:: ENTRIES PROVIDED

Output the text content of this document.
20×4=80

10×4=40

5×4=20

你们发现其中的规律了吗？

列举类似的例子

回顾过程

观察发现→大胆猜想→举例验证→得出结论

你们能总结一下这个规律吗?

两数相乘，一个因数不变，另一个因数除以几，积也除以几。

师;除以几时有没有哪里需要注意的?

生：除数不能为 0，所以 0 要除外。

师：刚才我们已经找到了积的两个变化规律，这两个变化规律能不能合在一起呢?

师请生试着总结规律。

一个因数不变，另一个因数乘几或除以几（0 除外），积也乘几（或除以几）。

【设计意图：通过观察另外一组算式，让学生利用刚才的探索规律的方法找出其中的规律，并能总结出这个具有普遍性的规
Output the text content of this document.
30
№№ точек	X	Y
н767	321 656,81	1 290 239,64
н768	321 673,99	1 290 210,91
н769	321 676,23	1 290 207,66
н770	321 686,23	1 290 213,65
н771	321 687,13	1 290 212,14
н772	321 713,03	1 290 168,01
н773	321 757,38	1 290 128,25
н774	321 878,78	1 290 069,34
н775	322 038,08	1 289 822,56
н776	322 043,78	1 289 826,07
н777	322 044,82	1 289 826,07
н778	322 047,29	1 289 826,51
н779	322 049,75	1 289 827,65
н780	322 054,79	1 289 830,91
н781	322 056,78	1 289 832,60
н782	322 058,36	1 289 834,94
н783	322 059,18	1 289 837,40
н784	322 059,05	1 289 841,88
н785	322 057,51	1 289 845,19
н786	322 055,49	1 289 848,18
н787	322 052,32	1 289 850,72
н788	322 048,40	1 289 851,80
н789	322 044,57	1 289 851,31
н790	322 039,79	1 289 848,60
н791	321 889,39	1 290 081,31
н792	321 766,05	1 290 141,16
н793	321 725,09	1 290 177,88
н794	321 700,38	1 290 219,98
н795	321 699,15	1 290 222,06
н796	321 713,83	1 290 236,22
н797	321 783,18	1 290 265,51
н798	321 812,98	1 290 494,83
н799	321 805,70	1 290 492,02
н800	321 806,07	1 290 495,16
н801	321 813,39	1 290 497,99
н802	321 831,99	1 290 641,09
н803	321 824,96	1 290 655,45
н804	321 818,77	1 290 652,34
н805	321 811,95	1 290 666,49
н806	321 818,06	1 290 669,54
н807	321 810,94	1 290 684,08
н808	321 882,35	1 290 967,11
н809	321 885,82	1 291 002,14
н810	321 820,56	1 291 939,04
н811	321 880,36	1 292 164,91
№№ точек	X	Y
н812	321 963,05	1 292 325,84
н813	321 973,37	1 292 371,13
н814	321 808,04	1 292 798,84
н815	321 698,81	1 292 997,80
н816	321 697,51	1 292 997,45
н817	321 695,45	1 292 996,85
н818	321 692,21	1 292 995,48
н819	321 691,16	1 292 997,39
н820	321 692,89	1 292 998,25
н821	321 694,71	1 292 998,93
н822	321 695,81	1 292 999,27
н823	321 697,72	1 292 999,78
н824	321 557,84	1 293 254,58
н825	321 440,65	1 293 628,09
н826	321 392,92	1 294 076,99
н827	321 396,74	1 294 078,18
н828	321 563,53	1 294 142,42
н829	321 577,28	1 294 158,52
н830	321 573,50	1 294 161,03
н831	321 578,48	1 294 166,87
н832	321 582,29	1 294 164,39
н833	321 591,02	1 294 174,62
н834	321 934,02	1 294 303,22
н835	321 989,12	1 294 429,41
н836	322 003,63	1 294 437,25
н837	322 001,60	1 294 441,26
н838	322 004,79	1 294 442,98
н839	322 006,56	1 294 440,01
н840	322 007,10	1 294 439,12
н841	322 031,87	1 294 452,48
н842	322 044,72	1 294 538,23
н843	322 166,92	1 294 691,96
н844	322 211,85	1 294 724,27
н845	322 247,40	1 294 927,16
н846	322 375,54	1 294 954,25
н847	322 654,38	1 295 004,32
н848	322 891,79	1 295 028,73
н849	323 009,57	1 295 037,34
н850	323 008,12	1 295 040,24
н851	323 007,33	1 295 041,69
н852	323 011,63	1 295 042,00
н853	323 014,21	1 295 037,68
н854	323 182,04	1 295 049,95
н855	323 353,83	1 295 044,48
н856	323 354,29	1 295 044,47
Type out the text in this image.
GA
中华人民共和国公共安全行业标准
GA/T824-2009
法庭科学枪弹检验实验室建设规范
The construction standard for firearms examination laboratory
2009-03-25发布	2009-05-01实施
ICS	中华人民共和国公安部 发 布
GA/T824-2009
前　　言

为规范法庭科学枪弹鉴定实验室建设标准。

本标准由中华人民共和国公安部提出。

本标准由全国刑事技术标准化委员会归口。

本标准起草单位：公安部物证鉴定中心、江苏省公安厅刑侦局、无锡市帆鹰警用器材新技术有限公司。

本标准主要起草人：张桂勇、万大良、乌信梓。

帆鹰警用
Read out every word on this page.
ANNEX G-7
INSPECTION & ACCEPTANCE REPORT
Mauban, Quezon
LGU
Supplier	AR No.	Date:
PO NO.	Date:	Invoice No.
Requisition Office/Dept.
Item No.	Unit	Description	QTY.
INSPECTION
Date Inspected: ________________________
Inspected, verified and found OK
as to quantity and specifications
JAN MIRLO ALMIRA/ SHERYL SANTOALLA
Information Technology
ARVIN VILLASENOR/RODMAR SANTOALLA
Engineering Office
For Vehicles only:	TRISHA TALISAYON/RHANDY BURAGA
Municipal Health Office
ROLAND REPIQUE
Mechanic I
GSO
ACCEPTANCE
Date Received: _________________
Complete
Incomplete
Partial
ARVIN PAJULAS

::::

**GIVEN REQUEST:**
Beginning with the line that contains "Type out the text in this image.", quote each line exactly through the last line of the entries above, and nothing beyond them.

**ANSWER FOR THIS EXERCISE:**
Type out the text in this image.
GA
中华人民共和国公共安全行业标准
GA/T824-2009
法庭科学枪弹检验实验室建设规范
The construction standard for firearms examination laboratory
2009-03-25发布	2009-05-01实施
ICS	中华人民共和国公安部 发 布
GA/T824-2009
前　　言

为规范法庭科学枪弹鉴定实验室建设标准。

本标准由中华人民共和国公安部提出。

本标准由全国刑事技术标准化委员会归口。

本标准起草单位：公安部物证鉴定中心、江苏省公安厅刑侦局、无锡市帆鹰警用器材新技术有限公司。

本标准主要起草人：张桂勇、万大良、乌信梓。

帆鹰警用
Read out every word on this page.
ANNEX G-7
INSPECTION & ACCEPTANCE REPORT
Mauban, Quezon
LGU
Supplier	AR No.	Date:
PO NO.	Date:	Invoice No.
Requisition Office/Dept.
Item No.	Unit	Description	QTY.
INSPECTION
Date Inspected: ________________________
Inspected, verified and found OK
as to quantity and specifications
JAN MIRLO ALMIRA/ SHERYL SANTOALLA
Information Technology
ARVIN VILLASENOR/RODMAR SANTOALLA
Engineering Office
For Vehicles only:	TRISHA TALISAYON/RHANDY BURAGA
Municipal Health Office
ROLAND REPIQUE
Mechanic I
GSO
ACCEPTANCE
Date Received: _________________
Complete
Incomplete
Partial
ARVIN PAJULAS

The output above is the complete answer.